• **TASK INSTRUCTIONS**: Find each line with the string "state" and copy it.

• **RECORDS SHOWN**:
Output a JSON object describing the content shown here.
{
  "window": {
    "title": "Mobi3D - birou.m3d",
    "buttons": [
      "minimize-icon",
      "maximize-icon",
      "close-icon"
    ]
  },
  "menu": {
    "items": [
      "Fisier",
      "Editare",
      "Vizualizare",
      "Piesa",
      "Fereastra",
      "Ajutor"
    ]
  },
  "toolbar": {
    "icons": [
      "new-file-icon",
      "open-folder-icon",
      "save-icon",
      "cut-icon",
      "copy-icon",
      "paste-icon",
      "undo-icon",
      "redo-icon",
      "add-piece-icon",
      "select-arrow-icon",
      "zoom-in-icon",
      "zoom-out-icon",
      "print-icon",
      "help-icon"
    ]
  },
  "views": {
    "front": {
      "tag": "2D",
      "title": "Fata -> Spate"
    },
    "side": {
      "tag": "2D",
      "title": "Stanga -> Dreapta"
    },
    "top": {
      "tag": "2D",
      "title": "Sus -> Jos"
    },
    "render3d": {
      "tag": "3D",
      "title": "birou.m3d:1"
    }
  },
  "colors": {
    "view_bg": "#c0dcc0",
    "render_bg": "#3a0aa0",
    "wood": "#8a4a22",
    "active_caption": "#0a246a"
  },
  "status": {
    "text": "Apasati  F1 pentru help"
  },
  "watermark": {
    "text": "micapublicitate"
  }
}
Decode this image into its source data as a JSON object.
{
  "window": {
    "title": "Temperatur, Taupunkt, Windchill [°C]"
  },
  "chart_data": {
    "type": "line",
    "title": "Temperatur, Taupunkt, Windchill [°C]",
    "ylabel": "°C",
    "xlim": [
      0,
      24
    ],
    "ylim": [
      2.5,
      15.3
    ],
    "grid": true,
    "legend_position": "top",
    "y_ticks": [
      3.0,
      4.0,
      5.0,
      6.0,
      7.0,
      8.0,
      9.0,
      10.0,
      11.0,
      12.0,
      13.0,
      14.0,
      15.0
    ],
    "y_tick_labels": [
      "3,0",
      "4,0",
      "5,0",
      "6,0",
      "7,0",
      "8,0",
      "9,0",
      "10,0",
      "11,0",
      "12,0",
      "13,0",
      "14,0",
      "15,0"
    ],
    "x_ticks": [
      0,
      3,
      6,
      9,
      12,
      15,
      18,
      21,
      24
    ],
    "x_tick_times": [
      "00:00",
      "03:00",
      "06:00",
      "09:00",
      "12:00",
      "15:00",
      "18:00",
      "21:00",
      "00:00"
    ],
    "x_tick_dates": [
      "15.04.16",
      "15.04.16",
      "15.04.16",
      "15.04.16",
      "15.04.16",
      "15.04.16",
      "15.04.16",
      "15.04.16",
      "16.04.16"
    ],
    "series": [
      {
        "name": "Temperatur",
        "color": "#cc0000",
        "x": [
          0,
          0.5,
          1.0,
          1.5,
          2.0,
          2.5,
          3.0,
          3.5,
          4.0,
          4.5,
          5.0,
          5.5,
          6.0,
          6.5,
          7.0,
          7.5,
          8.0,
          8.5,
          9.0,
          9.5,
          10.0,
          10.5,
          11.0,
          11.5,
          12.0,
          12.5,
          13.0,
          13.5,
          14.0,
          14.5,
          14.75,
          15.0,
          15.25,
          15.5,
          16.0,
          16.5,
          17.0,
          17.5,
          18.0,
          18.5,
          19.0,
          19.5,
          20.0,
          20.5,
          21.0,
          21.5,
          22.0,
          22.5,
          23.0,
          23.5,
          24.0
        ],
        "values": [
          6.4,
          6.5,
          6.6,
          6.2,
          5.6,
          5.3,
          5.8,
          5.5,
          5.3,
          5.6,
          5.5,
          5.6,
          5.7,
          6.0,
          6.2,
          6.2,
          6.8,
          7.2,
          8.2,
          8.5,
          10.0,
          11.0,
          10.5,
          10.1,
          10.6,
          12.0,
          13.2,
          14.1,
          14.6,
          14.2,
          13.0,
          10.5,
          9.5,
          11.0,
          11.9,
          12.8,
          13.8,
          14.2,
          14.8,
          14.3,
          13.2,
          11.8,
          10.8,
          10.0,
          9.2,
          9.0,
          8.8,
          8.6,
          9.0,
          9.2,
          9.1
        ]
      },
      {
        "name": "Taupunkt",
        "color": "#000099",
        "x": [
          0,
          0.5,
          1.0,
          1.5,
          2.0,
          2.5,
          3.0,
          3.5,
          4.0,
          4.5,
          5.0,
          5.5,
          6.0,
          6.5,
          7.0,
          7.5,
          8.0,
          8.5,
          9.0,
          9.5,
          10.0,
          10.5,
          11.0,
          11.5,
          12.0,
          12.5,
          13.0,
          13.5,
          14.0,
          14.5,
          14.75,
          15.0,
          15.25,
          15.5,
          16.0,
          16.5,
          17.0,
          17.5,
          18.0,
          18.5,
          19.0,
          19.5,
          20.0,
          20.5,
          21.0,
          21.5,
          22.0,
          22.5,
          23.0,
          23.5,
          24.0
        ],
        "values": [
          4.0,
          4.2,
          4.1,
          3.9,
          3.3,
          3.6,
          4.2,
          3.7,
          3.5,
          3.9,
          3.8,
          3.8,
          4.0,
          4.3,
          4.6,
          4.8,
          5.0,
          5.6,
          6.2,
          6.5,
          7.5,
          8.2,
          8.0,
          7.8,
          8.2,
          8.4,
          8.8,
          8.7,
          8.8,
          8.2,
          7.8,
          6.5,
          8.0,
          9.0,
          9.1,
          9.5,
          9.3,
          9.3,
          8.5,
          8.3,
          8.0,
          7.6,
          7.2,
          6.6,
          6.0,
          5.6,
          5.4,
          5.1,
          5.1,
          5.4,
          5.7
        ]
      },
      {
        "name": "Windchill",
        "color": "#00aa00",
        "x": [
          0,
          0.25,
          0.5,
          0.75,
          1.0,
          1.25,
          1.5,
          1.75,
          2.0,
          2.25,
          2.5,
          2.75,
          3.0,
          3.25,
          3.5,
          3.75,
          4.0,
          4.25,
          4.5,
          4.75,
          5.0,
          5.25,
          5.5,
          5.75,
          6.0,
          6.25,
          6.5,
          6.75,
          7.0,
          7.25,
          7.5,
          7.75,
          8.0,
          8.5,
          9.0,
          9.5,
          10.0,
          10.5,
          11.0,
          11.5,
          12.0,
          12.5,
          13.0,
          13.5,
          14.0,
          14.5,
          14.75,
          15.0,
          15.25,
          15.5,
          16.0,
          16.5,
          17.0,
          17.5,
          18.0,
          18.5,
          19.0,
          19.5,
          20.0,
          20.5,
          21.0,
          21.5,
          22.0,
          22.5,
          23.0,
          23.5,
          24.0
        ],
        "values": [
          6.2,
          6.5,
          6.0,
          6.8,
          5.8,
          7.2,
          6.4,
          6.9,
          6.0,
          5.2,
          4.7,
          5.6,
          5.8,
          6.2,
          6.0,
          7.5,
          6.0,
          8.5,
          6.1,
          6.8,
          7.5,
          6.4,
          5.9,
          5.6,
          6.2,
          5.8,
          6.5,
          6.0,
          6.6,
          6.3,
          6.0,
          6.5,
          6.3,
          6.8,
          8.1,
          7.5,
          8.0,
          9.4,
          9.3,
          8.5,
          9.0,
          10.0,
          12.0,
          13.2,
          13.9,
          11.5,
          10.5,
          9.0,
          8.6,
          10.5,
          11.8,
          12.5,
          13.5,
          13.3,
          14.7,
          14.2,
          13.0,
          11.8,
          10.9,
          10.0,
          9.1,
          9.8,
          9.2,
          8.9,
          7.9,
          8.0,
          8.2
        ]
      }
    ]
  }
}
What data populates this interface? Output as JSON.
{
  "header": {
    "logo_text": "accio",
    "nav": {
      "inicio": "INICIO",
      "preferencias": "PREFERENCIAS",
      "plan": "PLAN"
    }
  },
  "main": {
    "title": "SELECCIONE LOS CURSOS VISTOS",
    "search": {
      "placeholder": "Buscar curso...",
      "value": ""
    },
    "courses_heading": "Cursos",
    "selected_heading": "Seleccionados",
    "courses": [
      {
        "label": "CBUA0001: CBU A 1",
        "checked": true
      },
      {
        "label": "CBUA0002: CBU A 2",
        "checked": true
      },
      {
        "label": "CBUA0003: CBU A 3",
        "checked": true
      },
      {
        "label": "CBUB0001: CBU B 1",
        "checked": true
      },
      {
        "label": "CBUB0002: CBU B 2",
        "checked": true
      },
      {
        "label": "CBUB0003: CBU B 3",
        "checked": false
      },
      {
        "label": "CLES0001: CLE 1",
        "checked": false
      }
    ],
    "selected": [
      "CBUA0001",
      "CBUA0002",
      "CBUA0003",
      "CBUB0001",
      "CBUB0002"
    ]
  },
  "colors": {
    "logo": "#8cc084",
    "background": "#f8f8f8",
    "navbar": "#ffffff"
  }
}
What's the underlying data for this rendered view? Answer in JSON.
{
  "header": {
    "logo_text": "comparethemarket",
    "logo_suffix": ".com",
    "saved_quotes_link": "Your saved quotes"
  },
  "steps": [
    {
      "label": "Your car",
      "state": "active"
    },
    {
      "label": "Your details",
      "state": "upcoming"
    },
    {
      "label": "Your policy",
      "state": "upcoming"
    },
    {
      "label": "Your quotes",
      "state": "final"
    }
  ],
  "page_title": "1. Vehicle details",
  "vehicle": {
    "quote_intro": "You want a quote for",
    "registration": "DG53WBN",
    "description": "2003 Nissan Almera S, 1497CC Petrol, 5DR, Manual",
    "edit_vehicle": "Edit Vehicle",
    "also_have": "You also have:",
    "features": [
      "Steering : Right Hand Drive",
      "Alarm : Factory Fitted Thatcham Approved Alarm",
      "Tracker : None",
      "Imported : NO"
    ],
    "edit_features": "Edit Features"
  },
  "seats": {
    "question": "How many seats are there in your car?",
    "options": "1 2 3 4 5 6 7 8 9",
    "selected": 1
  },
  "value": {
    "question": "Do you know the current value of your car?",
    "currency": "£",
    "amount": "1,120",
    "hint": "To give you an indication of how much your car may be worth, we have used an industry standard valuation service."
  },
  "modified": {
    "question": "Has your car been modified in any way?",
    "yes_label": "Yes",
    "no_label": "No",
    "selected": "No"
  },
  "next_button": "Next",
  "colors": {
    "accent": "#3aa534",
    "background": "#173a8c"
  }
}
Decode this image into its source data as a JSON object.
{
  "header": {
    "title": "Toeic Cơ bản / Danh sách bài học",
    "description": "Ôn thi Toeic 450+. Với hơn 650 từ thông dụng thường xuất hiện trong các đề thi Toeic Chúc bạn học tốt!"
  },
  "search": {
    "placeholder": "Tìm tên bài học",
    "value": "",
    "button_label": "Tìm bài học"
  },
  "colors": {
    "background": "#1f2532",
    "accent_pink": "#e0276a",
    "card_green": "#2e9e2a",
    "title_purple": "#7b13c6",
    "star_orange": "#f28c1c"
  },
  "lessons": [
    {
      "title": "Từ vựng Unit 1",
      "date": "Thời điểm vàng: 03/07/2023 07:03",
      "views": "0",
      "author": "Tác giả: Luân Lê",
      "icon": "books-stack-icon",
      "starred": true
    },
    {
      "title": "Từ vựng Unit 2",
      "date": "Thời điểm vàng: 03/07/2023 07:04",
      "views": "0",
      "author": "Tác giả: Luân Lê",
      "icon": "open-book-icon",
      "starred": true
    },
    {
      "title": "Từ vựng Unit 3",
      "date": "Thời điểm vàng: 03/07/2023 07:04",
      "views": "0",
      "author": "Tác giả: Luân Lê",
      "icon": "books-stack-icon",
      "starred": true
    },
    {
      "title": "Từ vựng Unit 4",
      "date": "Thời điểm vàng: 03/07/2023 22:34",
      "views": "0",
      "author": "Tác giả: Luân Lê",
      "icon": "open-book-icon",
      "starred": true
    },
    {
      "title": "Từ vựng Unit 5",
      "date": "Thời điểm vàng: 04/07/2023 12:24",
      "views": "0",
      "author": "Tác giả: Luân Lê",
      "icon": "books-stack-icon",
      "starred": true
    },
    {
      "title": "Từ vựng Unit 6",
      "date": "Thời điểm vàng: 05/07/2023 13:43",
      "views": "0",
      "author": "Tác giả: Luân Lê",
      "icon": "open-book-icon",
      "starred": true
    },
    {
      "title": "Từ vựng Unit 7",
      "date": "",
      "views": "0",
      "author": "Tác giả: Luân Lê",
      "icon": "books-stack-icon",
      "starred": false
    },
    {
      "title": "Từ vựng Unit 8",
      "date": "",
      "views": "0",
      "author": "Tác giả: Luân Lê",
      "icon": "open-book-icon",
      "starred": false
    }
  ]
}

• **COMPLETE ANSWER**:
      "state": "active"
      "state": "upcoming"
      "state": "upcoming"
      "state": "final"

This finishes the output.